LISTING:
<<<<
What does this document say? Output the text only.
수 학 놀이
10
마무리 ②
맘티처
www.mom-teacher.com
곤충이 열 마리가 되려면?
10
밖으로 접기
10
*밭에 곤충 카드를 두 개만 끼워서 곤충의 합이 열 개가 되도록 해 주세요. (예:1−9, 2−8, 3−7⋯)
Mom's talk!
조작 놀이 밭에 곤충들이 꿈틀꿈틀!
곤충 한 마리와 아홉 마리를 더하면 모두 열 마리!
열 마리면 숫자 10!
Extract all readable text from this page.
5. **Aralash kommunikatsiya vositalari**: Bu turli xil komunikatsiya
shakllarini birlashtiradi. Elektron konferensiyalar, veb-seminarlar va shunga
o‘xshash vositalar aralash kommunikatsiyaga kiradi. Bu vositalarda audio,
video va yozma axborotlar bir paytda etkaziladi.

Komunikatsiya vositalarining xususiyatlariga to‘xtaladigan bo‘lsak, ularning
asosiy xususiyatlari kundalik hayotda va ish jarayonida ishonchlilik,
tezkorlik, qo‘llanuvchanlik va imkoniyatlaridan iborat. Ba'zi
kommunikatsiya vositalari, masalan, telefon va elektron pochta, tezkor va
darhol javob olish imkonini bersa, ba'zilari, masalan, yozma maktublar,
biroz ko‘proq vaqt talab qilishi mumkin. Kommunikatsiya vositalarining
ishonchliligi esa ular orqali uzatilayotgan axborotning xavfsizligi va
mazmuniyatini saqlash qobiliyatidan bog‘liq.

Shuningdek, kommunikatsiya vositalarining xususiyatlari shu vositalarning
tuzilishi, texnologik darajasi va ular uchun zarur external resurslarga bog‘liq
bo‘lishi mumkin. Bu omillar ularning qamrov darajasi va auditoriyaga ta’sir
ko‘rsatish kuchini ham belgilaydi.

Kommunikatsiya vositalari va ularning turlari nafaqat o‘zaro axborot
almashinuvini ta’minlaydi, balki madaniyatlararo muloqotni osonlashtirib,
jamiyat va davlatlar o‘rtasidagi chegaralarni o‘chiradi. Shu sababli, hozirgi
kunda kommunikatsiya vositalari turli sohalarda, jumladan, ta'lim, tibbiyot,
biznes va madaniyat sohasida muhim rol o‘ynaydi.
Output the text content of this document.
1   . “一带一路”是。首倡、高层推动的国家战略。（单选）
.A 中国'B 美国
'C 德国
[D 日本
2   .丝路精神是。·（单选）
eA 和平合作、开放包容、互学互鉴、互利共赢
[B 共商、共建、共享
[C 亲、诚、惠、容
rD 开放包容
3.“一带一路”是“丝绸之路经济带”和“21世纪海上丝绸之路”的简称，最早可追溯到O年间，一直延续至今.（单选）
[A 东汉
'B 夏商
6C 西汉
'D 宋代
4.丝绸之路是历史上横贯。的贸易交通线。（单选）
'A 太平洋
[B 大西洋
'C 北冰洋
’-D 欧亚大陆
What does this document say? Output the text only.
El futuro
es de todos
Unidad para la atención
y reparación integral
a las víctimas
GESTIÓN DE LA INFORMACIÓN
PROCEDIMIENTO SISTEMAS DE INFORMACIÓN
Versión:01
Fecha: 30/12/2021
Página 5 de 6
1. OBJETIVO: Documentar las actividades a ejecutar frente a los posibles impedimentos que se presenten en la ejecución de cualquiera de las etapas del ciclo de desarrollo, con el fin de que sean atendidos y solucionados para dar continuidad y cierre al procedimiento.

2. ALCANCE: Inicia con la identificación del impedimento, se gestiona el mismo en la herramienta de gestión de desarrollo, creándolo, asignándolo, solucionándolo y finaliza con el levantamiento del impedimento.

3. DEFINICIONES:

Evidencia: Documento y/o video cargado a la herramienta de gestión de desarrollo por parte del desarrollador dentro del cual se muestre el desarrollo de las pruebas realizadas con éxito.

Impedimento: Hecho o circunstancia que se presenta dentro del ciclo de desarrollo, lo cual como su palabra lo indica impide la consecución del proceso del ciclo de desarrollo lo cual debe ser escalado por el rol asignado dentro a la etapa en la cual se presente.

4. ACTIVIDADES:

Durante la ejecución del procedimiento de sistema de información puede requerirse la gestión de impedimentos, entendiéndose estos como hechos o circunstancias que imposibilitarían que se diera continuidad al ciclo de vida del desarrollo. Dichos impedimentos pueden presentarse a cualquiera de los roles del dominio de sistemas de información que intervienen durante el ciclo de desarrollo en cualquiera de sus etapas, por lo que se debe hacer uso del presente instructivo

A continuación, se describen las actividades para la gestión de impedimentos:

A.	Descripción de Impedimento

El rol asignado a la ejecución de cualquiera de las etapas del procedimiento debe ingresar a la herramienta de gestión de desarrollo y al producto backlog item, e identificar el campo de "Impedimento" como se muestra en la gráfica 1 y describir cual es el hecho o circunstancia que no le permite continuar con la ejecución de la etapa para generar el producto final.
>>>>
WHAT TO WORK ON: Locate and copy each line in the data above that includes the word "masalan".

ANSWER FOR THIS EXERCISE:
kommunikatsiya vositalari, masalan, telefon va elektron pochta, tezkor va
darhol javob olish imkonini bersa, ba'zilari, masalan, yozma maktublar,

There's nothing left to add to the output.